** start Input material **
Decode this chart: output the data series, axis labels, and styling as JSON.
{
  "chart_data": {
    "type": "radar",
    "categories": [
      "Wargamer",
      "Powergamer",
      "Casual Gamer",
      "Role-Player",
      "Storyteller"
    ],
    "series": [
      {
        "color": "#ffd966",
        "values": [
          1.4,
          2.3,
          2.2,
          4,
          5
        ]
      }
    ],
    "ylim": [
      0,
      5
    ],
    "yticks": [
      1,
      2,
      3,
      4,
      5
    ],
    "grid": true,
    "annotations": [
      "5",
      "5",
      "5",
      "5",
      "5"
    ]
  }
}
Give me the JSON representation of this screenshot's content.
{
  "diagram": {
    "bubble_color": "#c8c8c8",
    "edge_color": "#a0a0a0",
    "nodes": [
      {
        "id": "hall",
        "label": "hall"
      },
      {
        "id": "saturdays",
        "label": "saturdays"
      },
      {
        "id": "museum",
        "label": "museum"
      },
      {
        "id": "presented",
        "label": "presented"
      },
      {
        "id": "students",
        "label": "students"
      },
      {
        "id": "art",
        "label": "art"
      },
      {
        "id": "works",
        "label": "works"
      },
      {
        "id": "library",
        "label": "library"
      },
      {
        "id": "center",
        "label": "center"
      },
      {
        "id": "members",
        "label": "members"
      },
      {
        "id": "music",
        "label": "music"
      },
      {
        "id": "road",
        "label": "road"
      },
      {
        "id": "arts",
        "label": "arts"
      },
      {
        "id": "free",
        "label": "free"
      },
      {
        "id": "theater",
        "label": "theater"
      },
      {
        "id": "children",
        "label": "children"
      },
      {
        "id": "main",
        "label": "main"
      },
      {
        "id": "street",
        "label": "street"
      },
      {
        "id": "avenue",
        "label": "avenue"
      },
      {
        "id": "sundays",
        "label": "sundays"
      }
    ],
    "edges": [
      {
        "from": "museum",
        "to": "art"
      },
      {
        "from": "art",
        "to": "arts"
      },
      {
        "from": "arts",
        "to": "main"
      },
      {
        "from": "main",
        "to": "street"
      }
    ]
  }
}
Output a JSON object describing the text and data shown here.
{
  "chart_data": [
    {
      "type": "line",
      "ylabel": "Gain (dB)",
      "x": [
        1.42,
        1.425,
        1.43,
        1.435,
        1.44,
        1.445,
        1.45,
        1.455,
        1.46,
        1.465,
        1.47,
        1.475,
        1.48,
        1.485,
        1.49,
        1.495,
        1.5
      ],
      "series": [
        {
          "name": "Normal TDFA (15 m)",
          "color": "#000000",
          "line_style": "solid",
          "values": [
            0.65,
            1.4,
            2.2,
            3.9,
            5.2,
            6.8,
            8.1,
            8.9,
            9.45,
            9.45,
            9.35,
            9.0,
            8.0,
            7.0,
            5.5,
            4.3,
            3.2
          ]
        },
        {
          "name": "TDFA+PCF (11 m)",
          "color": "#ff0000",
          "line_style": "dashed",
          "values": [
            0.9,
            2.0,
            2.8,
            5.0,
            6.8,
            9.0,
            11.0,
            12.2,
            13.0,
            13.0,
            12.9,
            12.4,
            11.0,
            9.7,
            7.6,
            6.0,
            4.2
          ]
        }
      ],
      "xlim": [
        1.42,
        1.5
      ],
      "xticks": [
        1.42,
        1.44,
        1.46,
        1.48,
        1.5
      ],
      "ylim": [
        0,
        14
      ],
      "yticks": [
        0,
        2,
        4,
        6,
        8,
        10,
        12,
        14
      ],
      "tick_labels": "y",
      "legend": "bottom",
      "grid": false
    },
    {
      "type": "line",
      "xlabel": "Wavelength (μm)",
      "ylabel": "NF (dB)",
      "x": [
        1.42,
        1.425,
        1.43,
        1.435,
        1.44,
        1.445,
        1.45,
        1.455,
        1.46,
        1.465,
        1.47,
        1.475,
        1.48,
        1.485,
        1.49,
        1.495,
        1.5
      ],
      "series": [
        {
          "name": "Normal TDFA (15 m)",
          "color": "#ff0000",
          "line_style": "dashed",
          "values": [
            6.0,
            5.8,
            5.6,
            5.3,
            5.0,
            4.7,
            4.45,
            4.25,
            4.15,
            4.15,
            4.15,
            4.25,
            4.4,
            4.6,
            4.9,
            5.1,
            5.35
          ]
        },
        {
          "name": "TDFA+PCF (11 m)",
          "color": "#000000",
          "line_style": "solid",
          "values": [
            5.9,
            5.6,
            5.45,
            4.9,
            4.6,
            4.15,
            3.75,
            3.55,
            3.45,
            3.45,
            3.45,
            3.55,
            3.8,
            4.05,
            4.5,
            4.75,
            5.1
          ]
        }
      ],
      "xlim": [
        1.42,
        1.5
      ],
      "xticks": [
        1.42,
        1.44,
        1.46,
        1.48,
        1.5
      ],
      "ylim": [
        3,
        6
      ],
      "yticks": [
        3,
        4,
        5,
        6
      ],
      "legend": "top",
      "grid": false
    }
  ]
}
** end Input material **
* _Task brief_
Here, the records must be output exactly and in full.

* _Task result_
Decode this chart: output the data series, axis labels, and styling as JSON.
{
  "chart_data": {
    "type": "radar",
    "categories": [
      "Wargamer",
      "Powergamer",
      "Casual Gamer",
      "Role-Player",
      "Storyteller"
    ],
    "series": [
      {
        "color": "#ffd966",
        "values": [
          1.4,
          2.3,
          2.2,
          4,
          5
        ]
      }
    ],
    "ylim": [
      0,
      5
    ],
    "yticks": [
      1,
      2,
      3,
      4,
      5
    ],
    "grid": true,
    "annotations": [
      "5",
      "5",
      "5",
      "5",
      "5"
    ]
  }
}
Give me the JSON representation of this screenshot's content.
{
  "diagram": {
    "bubble_color": "#c8c8c8",
    "edge_color": "#a0a0a0",
    "nodes": [
      {
        "id": "hall",
        "label": "hall"
      },
      {
        "id": "saturdays",
        "label": "saturdays"
      },
      {
        "id": "museum",
        "label": "museum"
      },
      {
        "id": "presented",
        "label": "presented"
      },
      {
        "id": "students",
        "label": "students"
      },
      {
        "id": "art",
        "label": "art"
      },
      {
        "id": "works",
        "label": "works"
      },
      {
        "id": "library",
        "label": "library"
      },
      {
        "id": "center",
        "label": "center"
      },
      {
        "id": "members",
        "label": "members"
      },
      {
        "id": "music",
        "label": "music"
      },
      {
        "id": "road",
        "label": "road"
      },
      {
        "id": "arts",
        "label": "arts"
      },
      {
        "id": "free",
        "label": "free"
      },
      {
        "id": "theater",
        "label": "theater"
      },
      {
        "id": "children",
        "label": "children"
      },
      {
        "id": "main",
        "label": "main"
      },
      {
        "id": "street",
        "label": "street"
      },
      {
        "id": "avenue",
        "label": "avenue"
      },
      {
        "id": "sundays",
        "label": "sundays"
      }
    ],
    "edges": [
      {
        "from": "museum",
        "to": "art"
      },
      {
        "from": "art",
        "to": "arts"
      },
      {
        "from": "arts",
        "to": "main"
      },
      {
        "from": "main",
        "to": "street"
      }
    ]
  }
}
Output a JSON object describing the text and data shown here.
{
  "chart_data": [
    {
      "type": "line",
      "ylabel": "Gain (dB)",
      "x": [
        1.42,
        1.425,
        1.43,
        1.435,
        1.44,
        1.445,
        1.45,
        1.455,
        1.46,
        1.465,
        1.47,
        1.475,
        1.48,
        1.485,
        1.49,
        1.495,
        1.5
      ],
      "series": [
        {
          "name": "Normal TDFA (15 m)",
          "color": "#000000",
          "line_style": "solid",
          "values": [
            0.65,
            1.4,
            2.2,
            3.9,
            5.2,
            6.8,
            8.1,
            8.9,
            9.45,
            9.45,
            9.35,
            9.0,
            8.0,
            7.0,
            5.5,
            4.3,
            3.2
          ]
        },
        {
          "name": "TDFA+PCF (11 m)",
          "color": "#ff0000",
          "line_style": "dashed",
          "values": [
            0.9,
            2.0,
            2.8,
            5.0,
            6.8,
            9.0,
            11.0,
            12.2,
            13.0,
            13.0,
            12.9,
            12.4,
            11.0,
            9.7,
            7.6,
            6.0,
            4.2
          ]
        }
      ],
      "xlim": [
        1.42,
        1.5
      ],
      "xticks": [
        1.42,
        1.44,
        1.46,
        1.48,
        1.5
      ],
      "ylim": [
        0,
        14
      ],
      "yticks": [
        0,
        2,
        4,
        6,
        8,
        10,
        12,
        14
      ],
      "tick_labels": "y",
      "legend": "bottom",
      "grid": false
    },
    {
      "type": "line",
      "xlabel": "Wavelength (μm)",
      "ylabel": "NF (dB)",
      "x": [
        1.42,
        1.425,
        1.43,
        1.435,
        1.44,
        1.445,
        1.45,
        1.455,
        1.46,
        1.465,
        1.47,
        1.475,
        1.48,
        1.485,
        1.49,
        1.495,
        1.5
      ],
      "series": [
        {
          "name": "Normal TDFA (15 m)",
          "color": "#ff0000",
          "line_style": "dashed",
          "values": [
            6.0,
            5.8,
            5.6,
            5.3,
            5.0,
            4.7,
            4.45,
            4.25,
            4.15,
            4.15,
            4.15,
            4.25,
            4.4,
            4.6,
            4.9,
            5.1,
            5.35
          ]
        },
        {
          "name": "TDFA+PCF (11 m)",
          "color": "#000000",
          "line_style": "solid",
          "values": [
            5.9,
            5.6,
            5.45,
            4.9,
            4.6,
            4.15,
            3.75,
            3.55,
            3.45,
            3.45,
            3.45,
            3.55,
            3.8,
            4.05,
            4.5,
            4.75,
            5.1
          ]
        }
      ],
      "xlim": [
        1.42,
        1.5
      ],
      "xticks": [
        1.42,
        1.44,
        1.46,
        1.48,
        1.5
      ],
      "ylim": [
        3,
        6
      ],
      "yticks": [
        3,
        4,
        5,
        6
      ],
      "legend": "top",
      "grid": false
    }
  ]
}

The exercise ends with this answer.